Input for this task:
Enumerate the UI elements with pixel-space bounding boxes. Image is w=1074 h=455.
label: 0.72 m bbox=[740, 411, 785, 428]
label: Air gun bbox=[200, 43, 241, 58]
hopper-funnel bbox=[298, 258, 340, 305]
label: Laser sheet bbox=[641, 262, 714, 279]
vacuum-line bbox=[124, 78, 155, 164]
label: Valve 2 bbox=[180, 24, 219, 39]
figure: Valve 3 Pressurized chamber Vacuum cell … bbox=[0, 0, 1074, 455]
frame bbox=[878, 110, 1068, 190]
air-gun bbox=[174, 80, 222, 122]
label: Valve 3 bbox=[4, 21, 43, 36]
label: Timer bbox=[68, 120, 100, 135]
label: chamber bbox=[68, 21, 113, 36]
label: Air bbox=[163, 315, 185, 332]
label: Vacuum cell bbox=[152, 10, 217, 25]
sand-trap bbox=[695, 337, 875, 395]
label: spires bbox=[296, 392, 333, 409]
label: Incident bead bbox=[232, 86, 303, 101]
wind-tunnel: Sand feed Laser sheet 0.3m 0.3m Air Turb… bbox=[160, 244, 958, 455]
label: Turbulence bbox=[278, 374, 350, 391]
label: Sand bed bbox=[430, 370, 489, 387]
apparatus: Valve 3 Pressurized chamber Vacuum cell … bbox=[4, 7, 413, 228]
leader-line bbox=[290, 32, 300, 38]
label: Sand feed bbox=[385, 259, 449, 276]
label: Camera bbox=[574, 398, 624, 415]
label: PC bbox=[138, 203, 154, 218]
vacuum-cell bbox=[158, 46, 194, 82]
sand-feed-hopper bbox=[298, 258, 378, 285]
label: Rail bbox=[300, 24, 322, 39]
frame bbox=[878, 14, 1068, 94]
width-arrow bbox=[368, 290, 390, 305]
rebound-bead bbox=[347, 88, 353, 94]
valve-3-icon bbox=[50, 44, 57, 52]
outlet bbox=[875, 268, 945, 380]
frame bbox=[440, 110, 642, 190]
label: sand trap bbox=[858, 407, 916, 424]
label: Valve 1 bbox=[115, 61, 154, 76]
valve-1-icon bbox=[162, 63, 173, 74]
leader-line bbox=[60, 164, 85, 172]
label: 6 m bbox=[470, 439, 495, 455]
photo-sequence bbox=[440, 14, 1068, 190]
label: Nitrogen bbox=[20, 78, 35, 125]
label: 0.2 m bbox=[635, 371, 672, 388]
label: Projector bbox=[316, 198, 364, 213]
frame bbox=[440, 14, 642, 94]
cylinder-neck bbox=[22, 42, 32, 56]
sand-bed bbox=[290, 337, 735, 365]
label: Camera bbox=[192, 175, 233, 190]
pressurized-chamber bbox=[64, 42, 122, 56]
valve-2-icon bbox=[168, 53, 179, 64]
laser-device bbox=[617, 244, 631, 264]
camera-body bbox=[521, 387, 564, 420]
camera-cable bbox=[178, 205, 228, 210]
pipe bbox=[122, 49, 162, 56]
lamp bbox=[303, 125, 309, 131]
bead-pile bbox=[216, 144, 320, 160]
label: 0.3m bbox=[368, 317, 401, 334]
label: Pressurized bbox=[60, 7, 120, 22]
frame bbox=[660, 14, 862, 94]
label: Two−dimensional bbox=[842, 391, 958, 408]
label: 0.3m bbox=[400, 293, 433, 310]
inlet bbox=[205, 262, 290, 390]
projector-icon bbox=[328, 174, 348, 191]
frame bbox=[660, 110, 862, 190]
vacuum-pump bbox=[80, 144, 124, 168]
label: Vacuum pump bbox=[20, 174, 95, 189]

==

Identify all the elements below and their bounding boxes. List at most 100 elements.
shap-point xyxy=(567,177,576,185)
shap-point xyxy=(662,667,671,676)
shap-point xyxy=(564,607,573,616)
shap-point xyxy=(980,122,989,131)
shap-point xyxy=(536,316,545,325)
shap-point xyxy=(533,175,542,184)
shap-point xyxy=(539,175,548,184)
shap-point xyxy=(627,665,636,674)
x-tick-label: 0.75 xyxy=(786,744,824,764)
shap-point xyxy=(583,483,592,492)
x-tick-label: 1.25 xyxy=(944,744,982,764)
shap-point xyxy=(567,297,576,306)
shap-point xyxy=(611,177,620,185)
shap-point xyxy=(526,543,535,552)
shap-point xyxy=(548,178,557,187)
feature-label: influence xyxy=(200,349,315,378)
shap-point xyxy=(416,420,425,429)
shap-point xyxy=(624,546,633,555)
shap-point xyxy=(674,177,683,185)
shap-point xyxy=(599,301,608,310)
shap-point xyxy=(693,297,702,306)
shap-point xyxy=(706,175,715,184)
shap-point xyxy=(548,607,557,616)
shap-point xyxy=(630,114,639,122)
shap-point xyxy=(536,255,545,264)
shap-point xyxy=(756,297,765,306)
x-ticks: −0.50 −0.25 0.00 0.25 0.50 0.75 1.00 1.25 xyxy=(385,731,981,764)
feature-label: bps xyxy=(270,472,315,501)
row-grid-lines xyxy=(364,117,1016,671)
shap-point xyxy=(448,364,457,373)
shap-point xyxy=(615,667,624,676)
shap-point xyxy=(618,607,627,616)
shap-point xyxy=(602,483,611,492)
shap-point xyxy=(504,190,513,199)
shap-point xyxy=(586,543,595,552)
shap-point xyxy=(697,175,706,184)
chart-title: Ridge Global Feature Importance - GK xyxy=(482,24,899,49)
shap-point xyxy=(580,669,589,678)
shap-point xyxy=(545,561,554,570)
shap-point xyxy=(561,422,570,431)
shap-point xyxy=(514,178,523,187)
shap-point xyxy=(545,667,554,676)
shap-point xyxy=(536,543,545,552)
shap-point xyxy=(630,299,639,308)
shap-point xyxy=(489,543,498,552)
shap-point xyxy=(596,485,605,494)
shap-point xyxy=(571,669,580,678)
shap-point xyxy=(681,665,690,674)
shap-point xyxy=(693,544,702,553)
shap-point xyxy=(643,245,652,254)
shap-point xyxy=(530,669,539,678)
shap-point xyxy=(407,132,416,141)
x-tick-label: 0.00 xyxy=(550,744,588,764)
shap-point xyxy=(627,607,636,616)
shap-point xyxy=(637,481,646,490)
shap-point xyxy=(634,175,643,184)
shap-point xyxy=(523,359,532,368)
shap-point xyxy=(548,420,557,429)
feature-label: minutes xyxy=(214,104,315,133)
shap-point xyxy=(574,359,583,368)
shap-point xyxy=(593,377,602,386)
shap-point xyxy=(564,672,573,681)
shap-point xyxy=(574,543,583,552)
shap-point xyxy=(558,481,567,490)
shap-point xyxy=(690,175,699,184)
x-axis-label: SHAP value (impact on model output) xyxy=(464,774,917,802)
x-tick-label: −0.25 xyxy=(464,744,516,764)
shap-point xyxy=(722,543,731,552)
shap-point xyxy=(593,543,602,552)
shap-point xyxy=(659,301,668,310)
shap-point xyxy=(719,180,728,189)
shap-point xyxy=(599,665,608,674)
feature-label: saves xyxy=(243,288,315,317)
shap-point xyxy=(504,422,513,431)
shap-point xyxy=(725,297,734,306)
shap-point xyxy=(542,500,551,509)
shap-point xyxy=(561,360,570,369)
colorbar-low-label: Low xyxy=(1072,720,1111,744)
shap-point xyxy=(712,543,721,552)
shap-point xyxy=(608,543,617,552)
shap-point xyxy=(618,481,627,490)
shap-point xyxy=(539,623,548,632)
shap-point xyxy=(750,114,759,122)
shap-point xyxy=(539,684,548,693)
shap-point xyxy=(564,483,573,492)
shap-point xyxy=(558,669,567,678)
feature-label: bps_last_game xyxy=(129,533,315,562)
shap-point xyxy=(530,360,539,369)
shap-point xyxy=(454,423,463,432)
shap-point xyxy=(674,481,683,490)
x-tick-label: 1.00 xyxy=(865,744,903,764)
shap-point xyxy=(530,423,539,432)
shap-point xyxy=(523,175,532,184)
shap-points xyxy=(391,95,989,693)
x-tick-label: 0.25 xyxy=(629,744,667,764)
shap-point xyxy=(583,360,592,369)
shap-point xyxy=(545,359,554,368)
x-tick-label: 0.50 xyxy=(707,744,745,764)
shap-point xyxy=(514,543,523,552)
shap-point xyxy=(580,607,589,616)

Requirement: Rewrite the part of the records that opens with the line containing "Identify all the" and closes with the line containing "shap-point xyxy=(533,175,542,184)", swapping "shap-point" for "data-point" and leaving everything else unchanged.

Response for this exercise:
Identify all the elements below and their bounding boxes. List at most 100 elements.
data-point xyxy=(567,177,576,185)
data-point xyxy=(662,667,671,676)
data-point xyxy=(564,607,573,616)
data-point xyxy=(980,122,989,131)
data-point xyxy=(536,316,545,325)
data-point xyxy=(533,175,542,184)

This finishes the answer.